◆ PROVIDED MATERIAL ◆

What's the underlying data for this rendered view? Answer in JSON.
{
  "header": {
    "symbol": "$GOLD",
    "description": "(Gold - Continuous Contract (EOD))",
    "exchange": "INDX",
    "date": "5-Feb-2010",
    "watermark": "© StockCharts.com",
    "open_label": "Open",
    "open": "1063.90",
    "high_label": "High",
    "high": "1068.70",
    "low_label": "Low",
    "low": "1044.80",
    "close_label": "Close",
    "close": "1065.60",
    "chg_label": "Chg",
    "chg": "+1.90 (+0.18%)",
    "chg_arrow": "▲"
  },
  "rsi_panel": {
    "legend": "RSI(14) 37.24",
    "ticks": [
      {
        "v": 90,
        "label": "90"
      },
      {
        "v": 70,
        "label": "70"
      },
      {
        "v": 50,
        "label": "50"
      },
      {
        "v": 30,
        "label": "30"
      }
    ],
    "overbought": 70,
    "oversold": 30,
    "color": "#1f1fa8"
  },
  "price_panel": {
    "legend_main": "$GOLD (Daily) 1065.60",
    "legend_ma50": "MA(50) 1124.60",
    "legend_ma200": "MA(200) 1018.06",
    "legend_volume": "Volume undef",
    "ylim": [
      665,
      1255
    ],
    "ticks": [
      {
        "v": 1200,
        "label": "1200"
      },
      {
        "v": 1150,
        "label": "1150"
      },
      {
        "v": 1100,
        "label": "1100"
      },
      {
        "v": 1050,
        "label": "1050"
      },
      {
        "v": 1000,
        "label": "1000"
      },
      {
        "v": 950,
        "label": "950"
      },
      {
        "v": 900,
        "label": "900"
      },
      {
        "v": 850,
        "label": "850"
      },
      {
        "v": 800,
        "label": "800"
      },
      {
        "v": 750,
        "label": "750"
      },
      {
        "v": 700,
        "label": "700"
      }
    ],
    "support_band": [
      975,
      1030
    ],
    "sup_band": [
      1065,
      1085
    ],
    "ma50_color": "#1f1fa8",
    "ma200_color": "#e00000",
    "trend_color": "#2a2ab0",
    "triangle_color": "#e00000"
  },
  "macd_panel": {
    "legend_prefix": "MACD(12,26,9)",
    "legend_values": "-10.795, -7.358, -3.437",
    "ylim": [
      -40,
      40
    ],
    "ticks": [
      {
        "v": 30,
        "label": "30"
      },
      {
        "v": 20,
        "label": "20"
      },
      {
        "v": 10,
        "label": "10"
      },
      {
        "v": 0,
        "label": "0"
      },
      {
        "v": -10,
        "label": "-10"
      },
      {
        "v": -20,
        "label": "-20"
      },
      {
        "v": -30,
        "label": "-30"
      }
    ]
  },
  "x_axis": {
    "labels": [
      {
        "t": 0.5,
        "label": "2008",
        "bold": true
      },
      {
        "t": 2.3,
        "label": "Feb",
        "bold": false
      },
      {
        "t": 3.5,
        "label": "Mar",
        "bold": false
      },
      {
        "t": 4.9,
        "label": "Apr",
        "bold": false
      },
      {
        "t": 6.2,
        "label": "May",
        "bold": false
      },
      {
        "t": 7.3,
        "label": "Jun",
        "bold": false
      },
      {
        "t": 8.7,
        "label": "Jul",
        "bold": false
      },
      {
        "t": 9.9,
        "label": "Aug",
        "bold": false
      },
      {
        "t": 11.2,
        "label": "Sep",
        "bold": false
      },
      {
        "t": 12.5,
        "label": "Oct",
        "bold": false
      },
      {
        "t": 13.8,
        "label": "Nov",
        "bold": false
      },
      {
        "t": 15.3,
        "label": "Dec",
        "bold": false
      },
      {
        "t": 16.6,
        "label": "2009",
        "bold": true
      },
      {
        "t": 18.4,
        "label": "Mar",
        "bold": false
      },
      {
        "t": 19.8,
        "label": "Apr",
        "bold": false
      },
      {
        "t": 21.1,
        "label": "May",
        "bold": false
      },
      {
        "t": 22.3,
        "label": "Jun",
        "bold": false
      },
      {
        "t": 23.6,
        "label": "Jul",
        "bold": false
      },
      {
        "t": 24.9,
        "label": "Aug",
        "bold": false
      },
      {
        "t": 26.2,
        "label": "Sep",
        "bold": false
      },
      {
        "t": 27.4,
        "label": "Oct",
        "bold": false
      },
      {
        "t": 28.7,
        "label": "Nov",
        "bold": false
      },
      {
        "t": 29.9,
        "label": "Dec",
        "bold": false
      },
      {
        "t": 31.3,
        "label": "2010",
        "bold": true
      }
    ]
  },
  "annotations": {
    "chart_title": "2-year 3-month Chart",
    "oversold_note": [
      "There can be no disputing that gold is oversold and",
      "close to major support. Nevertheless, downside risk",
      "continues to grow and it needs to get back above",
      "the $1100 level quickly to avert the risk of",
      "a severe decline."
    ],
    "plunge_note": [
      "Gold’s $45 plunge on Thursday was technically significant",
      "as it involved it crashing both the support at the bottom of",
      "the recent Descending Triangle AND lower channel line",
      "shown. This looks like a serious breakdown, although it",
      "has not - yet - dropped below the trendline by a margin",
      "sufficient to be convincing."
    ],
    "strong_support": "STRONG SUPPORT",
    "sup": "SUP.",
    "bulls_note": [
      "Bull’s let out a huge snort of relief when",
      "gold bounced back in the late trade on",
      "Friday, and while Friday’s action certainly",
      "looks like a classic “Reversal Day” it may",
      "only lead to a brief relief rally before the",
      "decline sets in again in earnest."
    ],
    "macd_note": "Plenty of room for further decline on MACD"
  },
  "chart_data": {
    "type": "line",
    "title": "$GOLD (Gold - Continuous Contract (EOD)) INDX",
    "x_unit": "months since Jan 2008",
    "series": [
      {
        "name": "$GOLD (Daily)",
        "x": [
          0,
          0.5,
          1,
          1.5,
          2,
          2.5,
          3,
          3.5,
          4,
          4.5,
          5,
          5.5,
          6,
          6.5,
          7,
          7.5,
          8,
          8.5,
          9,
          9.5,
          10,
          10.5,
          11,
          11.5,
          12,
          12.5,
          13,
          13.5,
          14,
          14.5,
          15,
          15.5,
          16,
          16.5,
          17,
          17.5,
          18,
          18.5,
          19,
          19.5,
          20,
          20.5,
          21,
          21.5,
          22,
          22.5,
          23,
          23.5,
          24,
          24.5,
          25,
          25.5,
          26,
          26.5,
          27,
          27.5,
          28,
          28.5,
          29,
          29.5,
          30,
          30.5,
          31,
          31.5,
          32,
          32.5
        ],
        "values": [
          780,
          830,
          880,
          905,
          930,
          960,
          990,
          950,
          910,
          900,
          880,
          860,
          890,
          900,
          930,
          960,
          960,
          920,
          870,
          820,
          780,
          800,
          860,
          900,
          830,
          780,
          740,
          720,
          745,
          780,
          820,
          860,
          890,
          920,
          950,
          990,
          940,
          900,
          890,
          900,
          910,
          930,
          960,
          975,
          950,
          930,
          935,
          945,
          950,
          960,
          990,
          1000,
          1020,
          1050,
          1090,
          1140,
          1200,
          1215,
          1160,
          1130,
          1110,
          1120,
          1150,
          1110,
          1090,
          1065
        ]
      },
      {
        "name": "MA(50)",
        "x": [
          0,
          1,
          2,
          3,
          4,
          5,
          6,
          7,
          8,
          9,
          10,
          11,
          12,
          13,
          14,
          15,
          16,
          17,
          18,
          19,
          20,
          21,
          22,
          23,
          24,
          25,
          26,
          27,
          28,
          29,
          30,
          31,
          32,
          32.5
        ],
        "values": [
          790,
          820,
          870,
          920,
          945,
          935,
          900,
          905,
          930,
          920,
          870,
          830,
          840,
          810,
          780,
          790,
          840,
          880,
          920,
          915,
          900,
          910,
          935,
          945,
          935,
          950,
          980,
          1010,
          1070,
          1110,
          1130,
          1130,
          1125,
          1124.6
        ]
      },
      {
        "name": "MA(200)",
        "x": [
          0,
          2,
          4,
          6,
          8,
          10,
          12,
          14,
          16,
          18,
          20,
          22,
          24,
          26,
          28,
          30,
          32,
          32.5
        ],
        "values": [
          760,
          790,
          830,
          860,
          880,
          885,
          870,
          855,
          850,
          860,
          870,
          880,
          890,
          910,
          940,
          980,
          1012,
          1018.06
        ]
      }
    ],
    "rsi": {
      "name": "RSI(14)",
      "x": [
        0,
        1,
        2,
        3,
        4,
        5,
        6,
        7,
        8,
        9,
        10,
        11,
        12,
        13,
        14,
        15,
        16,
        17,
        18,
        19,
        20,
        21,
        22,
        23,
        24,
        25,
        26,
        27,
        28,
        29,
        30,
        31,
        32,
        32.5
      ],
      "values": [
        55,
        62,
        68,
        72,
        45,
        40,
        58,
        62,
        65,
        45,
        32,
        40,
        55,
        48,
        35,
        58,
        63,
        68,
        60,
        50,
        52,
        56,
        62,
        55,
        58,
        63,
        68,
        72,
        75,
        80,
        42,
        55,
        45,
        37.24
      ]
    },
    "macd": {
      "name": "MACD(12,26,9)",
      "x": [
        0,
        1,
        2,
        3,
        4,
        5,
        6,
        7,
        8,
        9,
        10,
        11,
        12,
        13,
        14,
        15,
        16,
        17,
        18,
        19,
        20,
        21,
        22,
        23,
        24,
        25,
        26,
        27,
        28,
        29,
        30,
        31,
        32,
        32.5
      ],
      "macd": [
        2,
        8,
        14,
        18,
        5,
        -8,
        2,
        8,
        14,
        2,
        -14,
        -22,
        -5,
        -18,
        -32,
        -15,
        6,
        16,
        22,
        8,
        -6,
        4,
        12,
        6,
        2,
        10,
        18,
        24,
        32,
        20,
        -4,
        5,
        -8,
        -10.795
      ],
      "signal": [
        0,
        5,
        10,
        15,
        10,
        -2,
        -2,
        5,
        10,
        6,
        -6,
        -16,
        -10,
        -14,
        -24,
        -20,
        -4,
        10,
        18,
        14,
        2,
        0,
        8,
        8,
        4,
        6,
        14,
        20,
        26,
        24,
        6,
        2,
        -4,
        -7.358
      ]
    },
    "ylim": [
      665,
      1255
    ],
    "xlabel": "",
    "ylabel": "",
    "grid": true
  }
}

◆ THE PROBLEM ◆
Pick out the lines containing the string "Daily" and show them.

◆ RESULT FOR THIS EXERCISE ◆
    "legend_main": "$GOLD (Daily) 1065.60",
        "name": "$GOLD (Daily)",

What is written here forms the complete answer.